Quote the material from the line with "progress-label: 32,5% (117, 189, 344, 278)" to the line with "Detect and localize", reproducing each line verbatim.

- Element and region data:
--- Start ---

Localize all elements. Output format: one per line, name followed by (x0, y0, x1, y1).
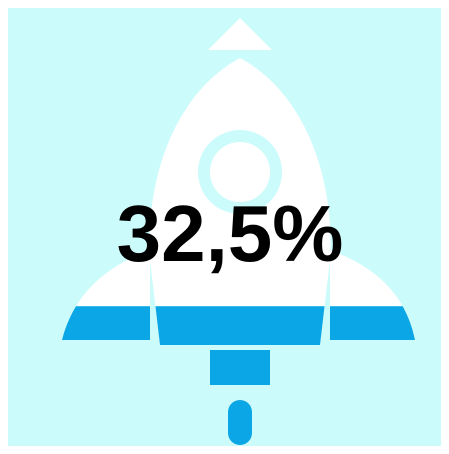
progress-label: 32,5% (117, 189, 344, 278)
rocket-nose (208, 18, 272, 50)
rocket-body (149, 58, 331, 345)
rocket-window (198, 130, 282, 214)
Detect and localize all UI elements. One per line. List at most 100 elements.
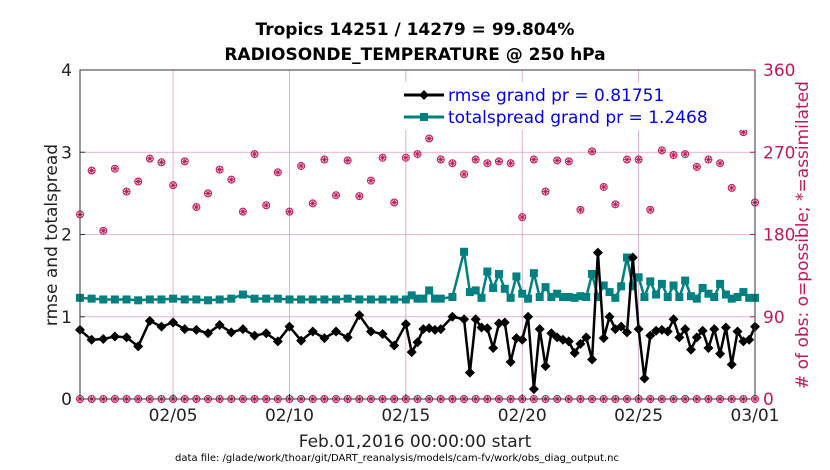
rmse-point — [575, 338, 586, 349]
obs-assimilated-marker — [519, 214, 526, 221]
rmse-point — [482, 323, 493, 334]
obs-count-point — [355, 192, 364, 201]
obs-count-point — [425, 134, 434, 143]
rmse-point — [517, 334, 528, 345]
totalspread-point — [425, 286, 434, 295]
rmse-point — [214, 319, 225, 330]
obs-assimilated-marker — [635, 156, 642, 163]
obs-count-point — [180, 157, 189, 166]
rmse-point — [133, 341, 144, 352]
obs-possible-marker — [227, 175, 236, 184]
totalspread-point — [675, 293, 684, 302]
obs-count-point — [588, 147, 597, 156]
totalspread-point — [599, 281, 608, 290]
rmse-point — [726, 359, 737, 370]
totalspread-point — [145, 295, 154, 304]
rmse-point — [191, 324, 202, 335]
obs-count-point — [192, 203, 201, 212]
obs-assimilated-marker — [193, 204, 200, 211]
obs-count-point — [553, 156, 562, 165]
obs-count-point — [134, 177, 143, 186]
totalspread-point — [692, 294, 701, 303]
obs-count-point — [460, 170, 469, 179]
totalspread-point — [192, 295, 201, 304]
obs-assimilated-marker — [426, 135, 433, 142]
rmse-point — [680, 324, 691, 335]
obs-count-point — [646, 205, 655, 214]
rmse-point — [499, 317, 510, 328]
obs-possible-marker — [553, 156, 562, 165]
rmse-point — [563, 336, 574, 347]
rmse-point — [691, 332, 702, 343]
obs-possible-marker — [564, 157, 573, 166]
obs-count-point — [518, 213, 527, 222]
totalspread-point — [471, 286, 480, 295]
obs-possible-marker — [401, 153, 410, 162]
rmse-point — [272, 336, 283, 347]
totalspread-point — [285, 295, 294, 304]
obs-assimilated-marker — [507, 160, 514, 167]
totalspread-point — [378, 295, 387, 304]
totalspread-point — [465, 288, 474, 297]
obs-possible-marker — [657, 146, 666, 155]
totalspread-point — [739, 288, 748, 297]
obs-possible-marker — [588, 147, 597, 156]
totalspread-point — [401, 295, 410, 304]
obs-assimilated-marker — [263, 202, 270, 209]
obs-assimilated-marker — [111, 165, 118, 172]
totalspread-point — [593, 293, 602, 302]
obs-possible-marker — [506, 159, 515, 168]
totalspread-point — [227, 294, 236, 303]
legend-rmse-label: rmse grand pr = 0.81751 — [448, 86, 664, 106]
rmse-point — [203, 328, 214, 339]
obs-assimilated-marker — [344, 157, 351, 164]
obs-count-point — [238, 207, 247, 216]
totalspread-point — [134, 296, 143, 305]
totalspread-point — [180, 295, 189, 304]
obs-assimilated-marker — [298, 162, 305, 169]
rmse-point — [639, 373, 650, 384]
obs-assimilated-marker — [472, 156, 479, 163]
rmse-point — [156, 321, 167, 332]
y-tick-label: 1 — [61, 308, 72, 328]
rmse-point — [633, 324, 644, 335]
rmse-point — [412, 337, 423, 348]
data-file-footnote: data file: /glade/work/thoar/git/DART_re… — [175, 453, 619, 464]
totalspread-point — [390, 295, 399, 304]
rmse-point — [662, 326, 673, 337]
obs-possible-marker — [134, 177, 143, 186]
obs-possible-marker — [716, 159, 725, 168]
rmse-point — [226, 327, 237, 338]
obs-count-point — [320, 155, 329, 164]
totalspread-point — [553, 289, 562, 298]
totalspread-point — [332, 295, 341, 304]
totalspread-point — [262, 294, 271, 303]
totalspread-point — [110, 295, 119, 304]
obs-possible-marker — [622, 155, 631, 164]
x-tick-label: 03/01 — [731, 406, 780, 426]
rmse-point — [709, 324, 720, 335]
rmse-point — [296, 335, 307, 346]
rmse-point — [354, 310, 365, 321]
chart-title-line-2: RADIOSONDE_TEMPERATURE @ 250 hPa — [224, 45, 605, 65]
y-tick-label: 4 — [61, 61, 72, 81]
obs-count-point — [611, 200, 620, 209]
rmse-point — [732, 326, 743, 337]
rmse-point — [400, 319, 411, 330]
obs-count-point — [506, 159, 515, 168]
obs-count-point — [541, 187, 550, 196]
rmse-point — [645, 330, 656, 341]
y-right-tick-label: 0 — [763, 390, 774, 410]
rmse-point — [98, 333, 109, 344]
rmse-point — [435, 324, 446, 335]
obs-assimilated-marker — [623, 156, 630, 163]
obs-count-point — [343, 156, 352, 165]
legend-box — [398, 82, 748, 130]
obs-count-point — [332, 191, 341, 200]
y-tick-label: 2 — [61, 226, 72, 246]
obs-assimilated-marker — [577, 206, 584, 213]
obs-possible-marker — [332, 191, 341, 200]
totalspread-point — [500, 284, 509, 293]
obs-count-point — [704, 155, 713, 164]
rmse-point — [598, 333, 609, 344]
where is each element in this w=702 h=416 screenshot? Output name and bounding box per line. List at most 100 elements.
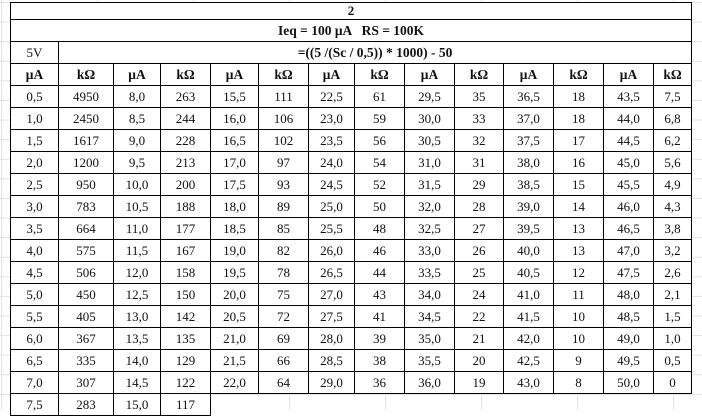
table-cell: 158 — [160, 261, 211, 284]
table-cell: 23,5 — [308, 129, 355, 152]
table-cell: 47,0 — [603, 239, 654, 262]
table-cell: 78 — [258, 261, 309, 284]
table-cell: 2,1 — [652, 283, 693, 306]
table-cell: 1,5 — [652, 305, 693, 328]
table-cell: 16 — [553, 151, 604, 174]
table-cell: 17,0 — [210, 151, 259, 174]
table-cell: 12 — [553, 261, 604, 284]
table-cell: 41,5 — [503, 305, 554, 328]
table-cell: 7,5 — [652, 85, 693, 108]
table-cell: 228 — [160, 129, 211, 152]
table-cell: 46 — [354, 239, 405, 262]
formula-row: 5V =((5 /(Sc / 0,5)) * 1000) - 50 — [10, 41, 693, 64]
table-cell: 38,0 — [503, 151, 554, 174]
table-cell: 21,0 — [210, 327, 259, 350]
table-cell: 18 — [553, 85, 604, 108]
table-cell: 43,0 — [503, 371, 554, 394]
table-row: 6,0 367 13,5 135 21,0 69 28,0 39 35,0 21 42,0 10 49,… — [10, 327, 693, 350]
table-cell: 15 — [553, 173, 604, 196]
table-cell: 0,5 — [652, 349, 693, 372]
table-cell: 6,8 — [652, 107, 693, 130]
table-cell: 4,3 — [652, 195, 693, 218]
table-cell: 33 — [454, 107, 504, 130]
table-cell: 29 — [454, 173, 504, 196]
table-cell: 44,5 — [603, 129, 654, 152]
table-cell: 111 — [258, 85, 309, 108]
table-cell: 48,0 — [603, 283, 654, 306]
table-cell: 38,5 — [503, 173, 554, 196]
table-cell: 20 — [454, 349, 504, 372]
table-cell: 39,0 — [503, 195, 554, 218]
table-cell: 188 — [160, 195, 211, 218]
table-cell: 0,5 — [10, 85, 59, 108]
table-cell: 1617 — [58, 129, 114, 152]
measurement-table: 2 Ieq = 100 μA RS = 100K 5V =((5 /(Sc / … — [9, 2, 693, 416]
table-row: 6,5 335 14,0 129 21,5 66 28,5 38 35,5 20 42,5 9 49,5… — [10, 349, 693, 372]
table-row: 7,0 307 14,5 122 22,0 64 29,0 36 36,0 19 43,0 8 50,0… — [10, 371, 693, 394]
table-cell: 25,0 — [308, 195, 355, 218]
table-cell: 13,5 — [113, 327, 161, 350]
table-cell: 61 — [354, 85, 405, 108]
table-row: 1,0 2450 8,5 244 16,0 106 23,0 59 30,0 33 37,0 18 44… — [10, 107, 693, 130]
table-cell: 16,5 — [210, 129, 259, 152]
table-cell: 89 — [258, 195, 309, 218]
table-cell: 783 — [58, 195, 114, 218]
table-cell: 14,5 — [113, 371, 161, 394]
unit-header: μA — [308, 63, 355, 86]
table-cell: 28,0 — [308, 327, 355, 350]
table-cell: 4,5 — [10, 261, 59, 284]
table-cell: 38 — [354, 349, 405, 372]
table-cell: 664 — [58, 217, 114, 240]
table-cell: 335 — [58, 349, 114, 372]
unit-header-row: μA kΩ μA kΩ μA kΩ μA kΩ μA kΩ μA kΩ μA kΩ — [10, 63, 693, 86]
table-cell: 59 — [354, 107, 405, 130]
table-row: 5,5 405 13,0 142 20,5 72 27,5 41 34,5 22 41,5 10 48,… — [10, 305, 693, 328]
table-cell: 31,5 — [404, 173, 455, 196]
table-cell: 2,0 — [10, 151, 59, 174]
unit-header: μA — [503, 63, 554, 86]
table-cell: 17,5 — [210, 173, 259, 196]
unit-header: kΩ — [652, 63, 693, 86]
table-cell: 19,5 — [210, 261, 259, 284]
table-cell: 36,5 — [503, 85, 554, 108]
table-cell: 37,5 — [503, 129, 554, 152]
table-cell: 52 — [354, 173, 405, 196]
table-cell: 33,5 — [404, 261, 455, 284]
table-cell: 35,0 — [404, 327, 455, 350]
table-row: 2,5 950 10,0 200 17,5 93 24,5 52 31,5 29 38,5 15 45,… — [10, 173, 693, 196]
table-cell: 950 — [58, 173, 114, 196]
table-cell: 32,5 — [404, 217, 455, 240]
table-cell: 5,6 — [652, 151, 693, 174]
table-cell: 49,0 — [603, 327, 654, 350]
table-cell: 24,5 — [308, 173, 355, 196]
table-cell: 1,0 — [10, 107, 59, 130]
table-cell: 21,5 — [210, 349, 259, 372]
table-cell: 135 — [160, 327, 211, 350]
unit-header: μA — [113, 63, 161, 86]
table-cell: 43 — [354, 283, 405, 306]
table-cell: 42,0 — [503, 327, 554, 350]
table-cell: 48 — [354, 217, 405, 240]
unit-header: kΩ — [58, 63, 114, 86]
table-cell: 244 — [160, 107, 211, 130]
table-cell: 5,0 — [10, 283, 59, 306]
table-cell: 21 — [454, 327, 504, 350]
table-row: 4,5 506 12,0 158 19,5 78 26,5 44 33,5 25 40,5 12 47,… — [10, 261, 693, 284]
table-cell: 13 — [553, 239, 604, 262]
table-cell: 4950 — [58, 85, 114, 108]
table-cell: 43,5 — [603, 85, 654, 108]
table-cell: 213 — [160, 151, 211, 174]
table-cell: 13,0 — [113, 305, 161, 328]
table-row: 7,5 283 15,0 117 — [10, 393, 692, 416]
table-cell: 46,5 — [603, 217, 654, 240]
table-cell: 10,0 — [113, 173, 161, 196]
table-cell: 40,0 — [503, 239, 554, 262]
table-cell: 283 — [58, 393, 114, 416]
table-cell: 1,0 — [652, 327, 693, 350]
table-cell: 9 — [553, 349, 604, 372]
table-cell: 30,5 — [404, 129, 455, 152]
table-row: 4,0 575 11,5 167 19,0 82 26,0 46 33,0 26 40,0 13 47,… — [10, 239, 693, 262]
table-cell: 106 — [258, 107, 309, 130]
table-cell: 72 — [258, 305, 309, 328]
table-cell: 2,6 — [652, 261, 693, 284]
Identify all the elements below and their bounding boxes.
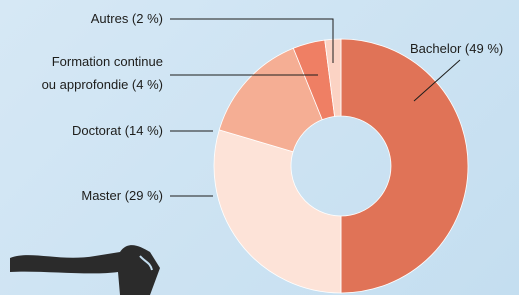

--- End ---

- Written response:
progress-label: 32,5% (117, 189, 344, 278)
rocket-nose (208, 18, 272, 50)
rocket-body (149, 58, 331, 345)
rocket-window (198, 130, 282, 214)
Detect and localize all UI elements. One per line. List at most 100 elements.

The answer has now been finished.